● **What is required**
List each line of the data that holds the word "подготовка".
start
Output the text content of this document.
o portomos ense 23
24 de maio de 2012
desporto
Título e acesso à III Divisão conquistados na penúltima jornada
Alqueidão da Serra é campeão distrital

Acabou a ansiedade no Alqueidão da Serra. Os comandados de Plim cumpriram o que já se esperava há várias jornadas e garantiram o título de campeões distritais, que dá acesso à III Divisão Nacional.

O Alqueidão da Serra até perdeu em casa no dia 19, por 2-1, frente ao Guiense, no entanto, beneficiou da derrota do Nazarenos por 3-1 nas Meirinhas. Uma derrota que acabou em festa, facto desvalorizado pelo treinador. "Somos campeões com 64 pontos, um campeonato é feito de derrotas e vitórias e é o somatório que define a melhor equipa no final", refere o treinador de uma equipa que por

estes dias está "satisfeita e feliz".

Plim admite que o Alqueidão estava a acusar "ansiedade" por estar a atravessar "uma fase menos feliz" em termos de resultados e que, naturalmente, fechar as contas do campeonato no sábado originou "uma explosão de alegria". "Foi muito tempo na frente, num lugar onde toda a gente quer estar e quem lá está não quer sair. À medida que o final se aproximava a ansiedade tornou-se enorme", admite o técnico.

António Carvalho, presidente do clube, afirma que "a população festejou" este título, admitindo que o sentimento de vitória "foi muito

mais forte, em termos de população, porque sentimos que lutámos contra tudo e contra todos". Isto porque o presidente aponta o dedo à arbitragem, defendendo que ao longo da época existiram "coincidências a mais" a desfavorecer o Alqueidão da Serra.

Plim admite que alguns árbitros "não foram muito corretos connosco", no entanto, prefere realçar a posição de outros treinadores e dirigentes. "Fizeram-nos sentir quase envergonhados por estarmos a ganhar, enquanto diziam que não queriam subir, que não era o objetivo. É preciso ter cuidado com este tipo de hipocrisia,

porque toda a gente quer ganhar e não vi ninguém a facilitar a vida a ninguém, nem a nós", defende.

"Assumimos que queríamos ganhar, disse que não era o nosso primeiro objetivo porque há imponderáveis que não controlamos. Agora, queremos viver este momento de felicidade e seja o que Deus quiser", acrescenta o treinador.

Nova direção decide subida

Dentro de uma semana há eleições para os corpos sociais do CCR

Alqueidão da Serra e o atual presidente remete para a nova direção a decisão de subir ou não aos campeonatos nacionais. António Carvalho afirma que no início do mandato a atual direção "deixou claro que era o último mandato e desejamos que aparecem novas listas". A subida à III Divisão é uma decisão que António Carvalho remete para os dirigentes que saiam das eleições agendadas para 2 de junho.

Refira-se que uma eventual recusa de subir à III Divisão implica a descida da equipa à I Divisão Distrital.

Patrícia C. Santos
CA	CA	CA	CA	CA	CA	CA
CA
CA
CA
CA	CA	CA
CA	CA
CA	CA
end
start
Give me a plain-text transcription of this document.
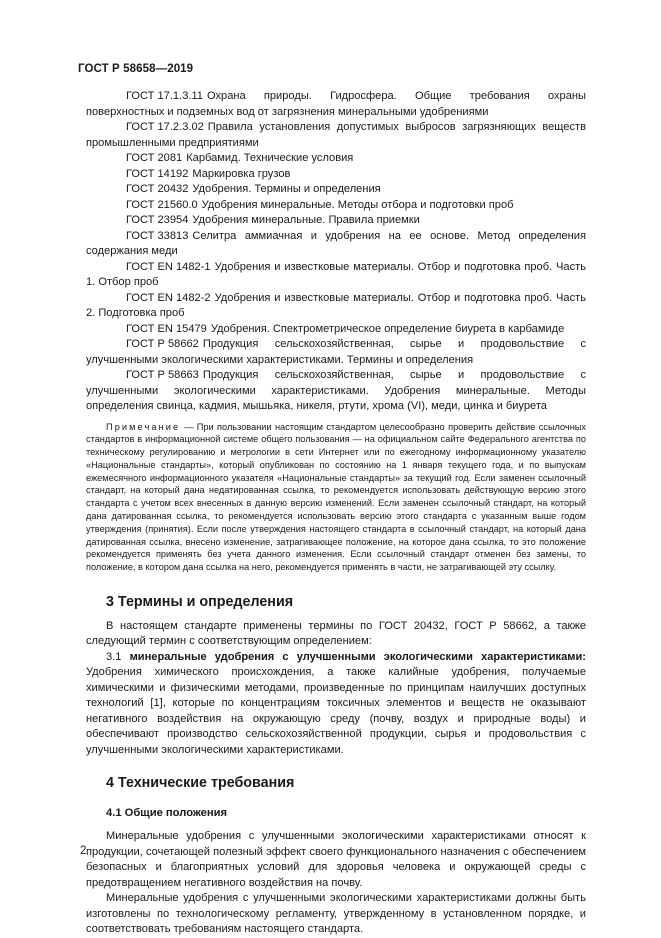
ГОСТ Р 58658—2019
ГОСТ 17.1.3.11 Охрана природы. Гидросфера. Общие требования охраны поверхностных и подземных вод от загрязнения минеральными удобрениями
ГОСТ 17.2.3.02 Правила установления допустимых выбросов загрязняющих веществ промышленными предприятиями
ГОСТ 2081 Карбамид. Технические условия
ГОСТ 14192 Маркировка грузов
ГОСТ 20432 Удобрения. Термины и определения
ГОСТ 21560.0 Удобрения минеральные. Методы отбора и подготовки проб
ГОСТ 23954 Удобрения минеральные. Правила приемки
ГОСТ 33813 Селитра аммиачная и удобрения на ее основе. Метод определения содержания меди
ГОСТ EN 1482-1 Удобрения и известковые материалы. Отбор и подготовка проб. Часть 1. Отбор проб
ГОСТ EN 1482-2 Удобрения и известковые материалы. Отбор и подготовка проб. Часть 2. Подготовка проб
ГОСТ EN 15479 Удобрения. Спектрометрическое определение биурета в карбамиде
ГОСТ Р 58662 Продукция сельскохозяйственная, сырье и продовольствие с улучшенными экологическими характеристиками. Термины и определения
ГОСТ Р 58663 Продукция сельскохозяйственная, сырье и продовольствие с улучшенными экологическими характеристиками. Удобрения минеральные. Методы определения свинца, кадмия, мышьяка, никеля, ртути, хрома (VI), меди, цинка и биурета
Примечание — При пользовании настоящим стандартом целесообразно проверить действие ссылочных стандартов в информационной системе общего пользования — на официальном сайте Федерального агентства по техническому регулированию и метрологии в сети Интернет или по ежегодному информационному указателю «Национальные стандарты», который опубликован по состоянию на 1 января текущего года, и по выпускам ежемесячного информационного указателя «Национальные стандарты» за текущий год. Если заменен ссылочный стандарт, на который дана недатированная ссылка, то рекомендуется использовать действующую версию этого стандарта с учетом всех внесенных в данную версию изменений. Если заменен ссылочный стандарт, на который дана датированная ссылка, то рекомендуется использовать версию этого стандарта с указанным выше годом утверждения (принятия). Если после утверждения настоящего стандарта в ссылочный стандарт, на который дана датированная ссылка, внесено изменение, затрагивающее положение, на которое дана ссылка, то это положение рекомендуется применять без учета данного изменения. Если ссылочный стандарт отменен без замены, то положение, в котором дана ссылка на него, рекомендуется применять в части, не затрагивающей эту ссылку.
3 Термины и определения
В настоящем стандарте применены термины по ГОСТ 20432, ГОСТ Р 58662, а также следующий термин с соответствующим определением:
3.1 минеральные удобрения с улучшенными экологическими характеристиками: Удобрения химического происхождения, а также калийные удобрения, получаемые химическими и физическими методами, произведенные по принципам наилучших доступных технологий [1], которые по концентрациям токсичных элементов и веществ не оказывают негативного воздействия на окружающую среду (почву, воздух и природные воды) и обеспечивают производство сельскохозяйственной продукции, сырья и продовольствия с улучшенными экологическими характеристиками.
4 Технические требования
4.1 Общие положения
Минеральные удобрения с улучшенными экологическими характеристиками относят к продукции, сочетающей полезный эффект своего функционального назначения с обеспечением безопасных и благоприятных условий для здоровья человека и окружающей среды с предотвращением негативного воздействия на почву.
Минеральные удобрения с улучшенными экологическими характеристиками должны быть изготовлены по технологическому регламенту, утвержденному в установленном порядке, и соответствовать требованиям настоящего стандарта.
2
end
start
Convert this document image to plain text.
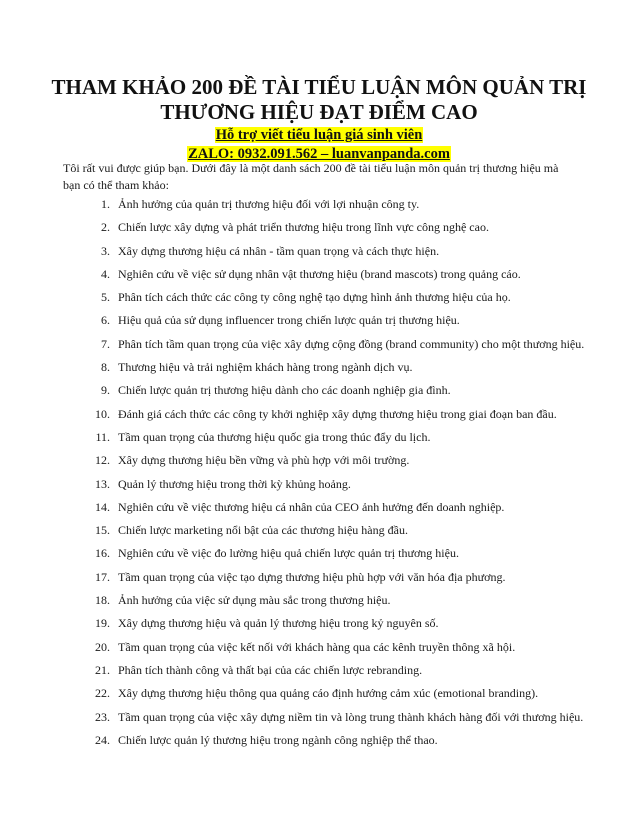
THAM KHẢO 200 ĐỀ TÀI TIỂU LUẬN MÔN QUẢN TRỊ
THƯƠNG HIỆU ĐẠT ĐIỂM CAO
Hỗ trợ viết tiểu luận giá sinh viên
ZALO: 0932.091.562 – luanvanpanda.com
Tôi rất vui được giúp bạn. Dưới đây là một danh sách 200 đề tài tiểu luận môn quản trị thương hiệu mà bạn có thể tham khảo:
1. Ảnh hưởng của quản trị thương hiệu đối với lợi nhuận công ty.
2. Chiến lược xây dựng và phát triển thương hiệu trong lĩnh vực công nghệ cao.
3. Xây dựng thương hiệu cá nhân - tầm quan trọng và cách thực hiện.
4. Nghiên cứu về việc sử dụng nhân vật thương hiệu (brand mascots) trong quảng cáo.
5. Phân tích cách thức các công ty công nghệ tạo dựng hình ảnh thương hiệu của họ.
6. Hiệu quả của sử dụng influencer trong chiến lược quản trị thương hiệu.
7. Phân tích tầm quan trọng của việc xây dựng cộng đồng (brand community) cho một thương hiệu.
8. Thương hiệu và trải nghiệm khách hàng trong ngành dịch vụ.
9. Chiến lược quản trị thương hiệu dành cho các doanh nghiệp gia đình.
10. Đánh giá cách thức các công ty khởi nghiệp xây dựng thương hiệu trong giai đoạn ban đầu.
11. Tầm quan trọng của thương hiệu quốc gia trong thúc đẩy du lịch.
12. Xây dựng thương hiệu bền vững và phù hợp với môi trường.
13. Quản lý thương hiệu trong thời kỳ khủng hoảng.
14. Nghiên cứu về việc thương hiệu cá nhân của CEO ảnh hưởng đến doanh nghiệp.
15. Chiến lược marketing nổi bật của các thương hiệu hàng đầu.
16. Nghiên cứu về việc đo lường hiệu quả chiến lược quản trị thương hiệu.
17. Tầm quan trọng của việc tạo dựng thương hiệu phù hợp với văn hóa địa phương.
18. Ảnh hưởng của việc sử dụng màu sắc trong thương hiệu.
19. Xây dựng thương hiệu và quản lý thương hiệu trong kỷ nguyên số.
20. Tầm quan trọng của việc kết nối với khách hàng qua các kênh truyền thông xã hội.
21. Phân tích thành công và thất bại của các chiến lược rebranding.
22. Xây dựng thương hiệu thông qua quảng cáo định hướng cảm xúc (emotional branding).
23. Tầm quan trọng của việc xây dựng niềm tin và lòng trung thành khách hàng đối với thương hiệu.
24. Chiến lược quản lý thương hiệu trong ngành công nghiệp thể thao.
end
● **The result**
ГОСТ EN 1482-1 Удобрения и известковые материалы. Отбор и подготовка проб. Часть 1. Отбор проб
ГОСТ EN 1482-2 Удобрения и известковые материалы. Отбор и подготовка проб. Часть 2. Подготовка проб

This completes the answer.